- _Work to do_:
Each entry below must be repeated word for word.

-- Begin Supplied information --

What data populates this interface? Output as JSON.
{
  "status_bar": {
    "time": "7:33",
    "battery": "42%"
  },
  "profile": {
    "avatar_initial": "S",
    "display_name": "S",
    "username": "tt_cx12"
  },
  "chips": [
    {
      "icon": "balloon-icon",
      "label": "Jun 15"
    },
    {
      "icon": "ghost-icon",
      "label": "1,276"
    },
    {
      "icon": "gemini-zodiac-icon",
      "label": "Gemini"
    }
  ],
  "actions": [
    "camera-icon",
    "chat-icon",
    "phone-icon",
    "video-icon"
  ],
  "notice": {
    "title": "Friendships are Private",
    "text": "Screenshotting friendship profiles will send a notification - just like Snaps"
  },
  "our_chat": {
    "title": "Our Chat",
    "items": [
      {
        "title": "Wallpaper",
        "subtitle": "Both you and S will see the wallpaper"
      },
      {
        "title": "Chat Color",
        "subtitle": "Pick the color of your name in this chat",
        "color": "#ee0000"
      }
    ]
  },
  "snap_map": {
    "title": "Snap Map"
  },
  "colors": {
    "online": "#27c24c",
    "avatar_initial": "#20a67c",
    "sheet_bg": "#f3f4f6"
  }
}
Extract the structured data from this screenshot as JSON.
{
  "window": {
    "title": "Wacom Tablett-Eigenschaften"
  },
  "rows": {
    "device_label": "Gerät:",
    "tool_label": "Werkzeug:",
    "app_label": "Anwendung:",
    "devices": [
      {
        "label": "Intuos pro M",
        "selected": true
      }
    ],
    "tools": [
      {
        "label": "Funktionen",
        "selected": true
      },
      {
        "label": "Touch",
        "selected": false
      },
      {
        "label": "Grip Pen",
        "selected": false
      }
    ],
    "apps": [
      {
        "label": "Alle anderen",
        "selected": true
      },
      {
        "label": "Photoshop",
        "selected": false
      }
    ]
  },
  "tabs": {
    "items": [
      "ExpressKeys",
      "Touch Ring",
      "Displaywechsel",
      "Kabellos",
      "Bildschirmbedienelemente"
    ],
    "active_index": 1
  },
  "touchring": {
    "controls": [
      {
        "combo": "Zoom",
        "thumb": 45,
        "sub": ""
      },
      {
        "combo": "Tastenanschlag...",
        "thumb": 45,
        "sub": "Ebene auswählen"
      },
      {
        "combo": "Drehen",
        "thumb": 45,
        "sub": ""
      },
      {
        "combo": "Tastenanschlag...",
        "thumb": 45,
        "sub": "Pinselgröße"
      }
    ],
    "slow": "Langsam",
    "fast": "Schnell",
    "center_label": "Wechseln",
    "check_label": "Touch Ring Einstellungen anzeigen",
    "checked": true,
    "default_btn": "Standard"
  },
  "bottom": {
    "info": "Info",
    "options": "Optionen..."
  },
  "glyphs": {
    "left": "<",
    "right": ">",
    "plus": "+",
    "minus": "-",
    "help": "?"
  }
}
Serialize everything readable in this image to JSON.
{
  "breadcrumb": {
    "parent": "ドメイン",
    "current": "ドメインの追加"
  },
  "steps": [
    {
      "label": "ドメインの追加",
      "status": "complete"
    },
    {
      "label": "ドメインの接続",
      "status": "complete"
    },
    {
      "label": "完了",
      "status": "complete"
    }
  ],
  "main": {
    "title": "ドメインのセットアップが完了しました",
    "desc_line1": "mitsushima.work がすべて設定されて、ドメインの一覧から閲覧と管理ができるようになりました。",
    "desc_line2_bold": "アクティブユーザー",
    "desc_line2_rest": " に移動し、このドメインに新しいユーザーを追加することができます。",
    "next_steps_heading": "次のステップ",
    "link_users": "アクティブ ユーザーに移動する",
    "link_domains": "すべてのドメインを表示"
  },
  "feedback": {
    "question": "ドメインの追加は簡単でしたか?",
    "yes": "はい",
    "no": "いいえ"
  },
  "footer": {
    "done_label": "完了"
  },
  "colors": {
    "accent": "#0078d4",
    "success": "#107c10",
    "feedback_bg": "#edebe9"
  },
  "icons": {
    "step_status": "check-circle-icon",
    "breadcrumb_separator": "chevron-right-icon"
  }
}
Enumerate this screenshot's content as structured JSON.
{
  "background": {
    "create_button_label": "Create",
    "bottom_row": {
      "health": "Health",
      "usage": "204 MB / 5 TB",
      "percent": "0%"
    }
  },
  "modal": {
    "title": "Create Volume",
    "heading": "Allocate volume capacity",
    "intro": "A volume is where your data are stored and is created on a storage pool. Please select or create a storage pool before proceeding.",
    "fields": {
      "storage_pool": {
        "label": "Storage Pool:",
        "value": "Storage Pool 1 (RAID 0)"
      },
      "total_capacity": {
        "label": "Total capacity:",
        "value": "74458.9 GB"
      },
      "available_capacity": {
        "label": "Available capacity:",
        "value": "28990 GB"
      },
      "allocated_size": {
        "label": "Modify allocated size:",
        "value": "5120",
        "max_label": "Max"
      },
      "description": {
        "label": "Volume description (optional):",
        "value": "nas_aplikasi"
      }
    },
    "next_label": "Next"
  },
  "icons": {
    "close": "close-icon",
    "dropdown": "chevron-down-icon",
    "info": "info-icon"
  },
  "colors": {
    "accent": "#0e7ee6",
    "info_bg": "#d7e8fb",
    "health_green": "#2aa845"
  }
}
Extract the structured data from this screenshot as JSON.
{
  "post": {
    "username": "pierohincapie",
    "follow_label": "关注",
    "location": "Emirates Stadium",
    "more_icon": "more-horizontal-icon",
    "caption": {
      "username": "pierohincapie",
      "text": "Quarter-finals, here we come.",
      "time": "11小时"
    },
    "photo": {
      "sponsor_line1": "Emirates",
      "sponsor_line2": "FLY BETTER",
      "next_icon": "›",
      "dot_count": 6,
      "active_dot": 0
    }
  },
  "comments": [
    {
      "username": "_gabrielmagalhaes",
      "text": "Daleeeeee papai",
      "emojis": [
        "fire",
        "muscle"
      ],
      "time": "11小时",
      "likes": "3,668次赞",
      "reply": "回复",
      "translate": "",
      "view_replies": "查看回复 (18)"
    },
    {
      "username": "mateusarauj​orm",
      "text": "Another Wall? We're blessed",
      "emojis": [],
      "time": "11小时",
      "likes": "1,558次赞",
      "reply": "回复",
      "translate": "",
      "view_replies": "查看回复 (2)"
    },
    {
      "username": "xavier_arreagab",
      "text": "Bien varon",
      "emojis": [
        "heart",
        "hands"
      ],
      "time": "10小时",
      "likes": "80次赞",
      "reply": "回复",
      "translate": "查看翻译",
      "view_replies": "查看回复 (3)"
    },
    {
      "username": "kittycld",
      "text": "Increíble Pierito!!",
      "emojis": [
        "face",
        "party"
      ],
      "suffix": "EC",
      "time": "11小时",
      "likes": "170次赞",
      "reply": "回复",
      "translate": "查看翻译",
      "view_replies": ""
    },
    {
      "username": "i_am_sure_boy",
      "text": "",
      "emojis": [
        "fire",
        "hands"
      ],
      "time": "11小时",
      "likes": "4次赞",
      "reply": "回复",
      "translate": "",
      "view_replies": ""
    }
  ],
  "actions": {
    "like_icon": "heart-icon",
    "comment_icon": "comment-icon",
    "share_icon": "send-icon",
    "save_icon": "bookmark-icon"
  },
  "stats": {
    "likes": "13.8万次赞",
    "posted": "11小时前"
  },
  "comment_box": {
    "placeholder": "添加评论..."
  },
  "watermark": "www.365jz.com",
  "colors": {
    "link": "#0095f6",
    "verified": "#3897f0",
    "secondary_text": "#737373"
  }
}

-- End Supplied information --

- _Completed task_:
What data populates this interface? Output as JSON.
{
  "status_bar": {
    "time": "7:33",
    "battery": "42%"
  },
  "profile": {
    "avatar_initial": "S",
    "display_name": "S",
    "username": "tt_cx12"
  },
  "chips": [
    {
      "icon": "balloon-icon",
      "label": "Jun 15"
    },
    {
      "icon": "ghost-icon",
      "label": "1,276"
    },
    {
      "icon": "gemini-zodiac-icon",
      "label": "Gemini"
    }
  ],
  "actions": [
    "camera-icon",
    "chat-icon",
    "phone-icon",
    "video-icon"
  ],
  "notice": {
    "title": "Friendships are Private",
    "text": "Screenshotting friendship profiles will send a notification - just like Snaps"
  },
  "our_chat": {
    "title": "Our Chat",
    "items": [
      {
        "title": "Wallpaper",
        "subtitle": "Both you and S will see the wallpaper"
      },
      {
        "title": "Chat Color",
        "subtitle": "Pick the color of your name in this chat",
        "color": "#ee0000"
      }
    ]
  },
  "snap_map": {
    "title": "Snap Map"
  },
  "colors": {
    "online": "#27c24c",
    "avatar_initial": "#20a67c",
    "sheet_bg": "#f3f4f6"
  }
}
Extract the structured data from this screenshot as JSON.
{
  "window": {
    "title": "Wacom Tablett-Eigenschaften"
  },
  "rows": {
    "device_label": "Gerät:",
    "tool_label": "Werkzeug:",
    "app_label": "Anwendung:",
    "devices": [
      {
        "label": "Intuos pro M",
        "selected": true
      }
    ],
    "tools": [
      {
        "label": "Funktionen",
        "selected": true
      },
      {
        "label": "Touch",
        "selected": false
      },
      {
        "label": "Grip Pen",
        "selected": false
      }
    ],
    "apps": [
      {
        "label": "Alle anderen",
        "selected": true
      },
      {
        "label": "Photoshop",
        "selected": false
      }
    ]
  },
  "tabs": {
    "items": [
      "ExpressKeys",
      "Touch Ring",
      "Displaywechsel",
      "Kabellos",
      "Bildschirmbedienelemente"
    ],
    "active_index": 1
  },
  "touchring": {
    "controls": [
      {
        "combo": "Zoom",
        "thumb": 45,
        "sub": ""
      },
      {
        "combo": "Tastenanschlag...",
        "thumb": 45,
        "sub": "Ebene auswählen"
      },
      {
        "combo": "Drehen",
        "thumb": 45,
        "sub": ""
      },
      {
        "combo": "Tastenanschlag...",
        "thumb": 45,
        "sub": "Pinselgröße"
      }
    ],
    "slow": "Langsam",
    "fast": "Schnell",
    "center_label": "Wechseln",
    "check_label": "Touch Ring Einstellungen anzeigen",
    "checked": true,
    "default_btn": "Standard"
  },
  "bottom": {
    "info": "Info",
    "options": "Optionen..."
  },
  "glyphs": {
    "left": "<",
    "right": ">",
    "plus": "+",
    "minus": "-",
    "help": "?"
  }
}
Serialize everything readable in this image to JSON.
{
  "breadcrumb": {
    "parent": "ドメイン",
    "current": "ドメインの追加"
  },
  "steps": [
    {
      "label": "ドメインの追加",
      "status": "complete"
    },
    {
      "label": "ドメインの接続",
      "status": "complete"
    },
    {
      "label": "完了",
      "status": "complete"
    }
  ],
  "main": {
    "title": "ドメインのセットアップが完了しました",
    "desc_line1": "mitsushima.work がすべて設定されて、ドメインの一覧から閲覧と管理ができるようになりました。",
    "desc_line2_bold": "アクティブユーザー",
    "desc_line2_rest": " に移動し、このドメインに新しいユーザーを追加することができます。",
    "next_steps_heading": "次のステップ",
    "link_users": "アクティブ ユーザーに移動する",
    "link_domains": "すべてのドメインを表示"
  },
  "feedback": {
    "question": "ドメインの追加は簡単でしたか?",
    "yes": "はい",
    "no": "いいえ"
  },
  "footer": {
    "done_label": "完了"
  },
  "colors": {
    "accent": "#0078d4",
    "success": "#107c10",
    "feedback_bg": "#edebe9"
  },
  "icons": {
    "step_status": "check-circle-icon",
    "breadcrumb_separator": "chevron-right-icon"
  }
}
Enumerate this screenshot's content as structured JSON.
{
  "background": {
    "create_button_label": "Create",
    "bottom_row": {
      "health": "Health",
      "usage": "204 MB / 5 TB",
      "percent": "0%"
    }
  },
  "modal": {
    "title": "Create Volume",
    "heading": "Allocate volume capacity",
    "intro": "A volume is where your data are stored and is created on a storage pool. Please select or create a storage pool before proceeding.",
    "fields": {
      "storage_pool": {
        "label": "Storage Pool:",
        "value": "Storage Pool 1 (RAID 0)"
      },
      "total_capacity": {
        "label": "Total capacity:",
        "value": "74458.9 GB"
      },
      "available_capacity": {
        "label": "Available capacity:",
        "value": "28990 GB"
      },
      "allocated_size": {
        "label": "Modify allocated size:",
        "value": "5120",
        "max_label": "Max"
      },
      "description": {
        "label": "Volume description (optional):",
        "value": "nas_aplikasi"
      }
    },
    "next_label": "Next"
  },
  "icons": {
    "close": "close-icon",
    "dropdown": "chevron-down-icon",
    "info": "info-icon"
  },
  "colors": {
    "accent": "#0e7ee6",
    "info_bg": "#d7e8fb",
    "health_green": "#2aa845"
  }
}
Extract the structured data from this screenshot as JSON.
{
  "post": {
    "username": "pierohincapie",
    "follow_label": "关注",
    "location": "Emirates Stadium",
    "more_icon": "more-horizontal-icon",
    "caption": {
      "username": "pierohincapie",
      "text": "Quarter-finals, here we come.",
      "time": "11小时"
    },
    "photo": {
      "sponsor_line1": "Emirates",
      "sponsor_line2": "FLY BETTER",
      "next_icon": "›",
      "dot_count": 6,
      "active_dot": 0
    }
  },
  "comments": [
    {
      "username": "_gabrielmagalhaes",
      "text": "Daleeeeee papai",
      "emojis": [
        "fire",
        "muscle"
      ],
      "time": "11小时",
      "likes": "3,668次赞",
      "reply": "回复",
      "translate": "",
      "view_replies": "查看回复 (18)"
    },
    {
      "username": "mateusarauj​orm",
      "text": "Another Wall? We're blessed",
      "emojis": [],
      "time": "11小时",
      "likes": "1,558次赞",
      "reply": "回复",
      "translate": "",
      "view_replies": "查看回复 (2)"
    },
    {
      "username": "xavier_arreagab",
      "text": "Bien varon",
      "emojis": [
        "heart",
        "hands"
      ],
      "time": "10小时",
      "likes": "80次赞",
      "reply": "回复",
      "translate": "查看翻译",
      "view_replies": "查看回复 (3)"
    },
    {
      "username": "kittycld",
      "text": "Increíble Pierito!!",
      "emojis": [
        "face",
        "party"
      ],
      "suffix": "EC",
      "time": "11小时",
      "likes": "170次赞",
      "reply": "回复",
      "translate": "查看翻译",
      "view_replies": ""
    },
    {
      "username": "i_am_sure_boy",
      "text": "",
      "emojis": [
        "fire",
        "hands"
      ],
      "time": "11小时",
      "likes": "4次赞",
      "reply": "回复",
      "translate": "",
      "view_replies": ""
    }
  ],
  "actions": {
    "like_icon": "heart-icon",
    "comment_icon": "comment-icon",
    "share_icon": "send-icon",
    "save_icon": "bookmark-icon"
  },
  "stats": {
    "likes": "13.8万次赞",
    "posted": "11小时前"
  },
  "comment_box": {
    "placeholder": "添加评论..."
  },
  "watermark": "www.365jz.com",
  "colors": {
    "link": "#0095f6",
    "verified": "#3897f0",
    "secondary_text": "#737373"
  }
}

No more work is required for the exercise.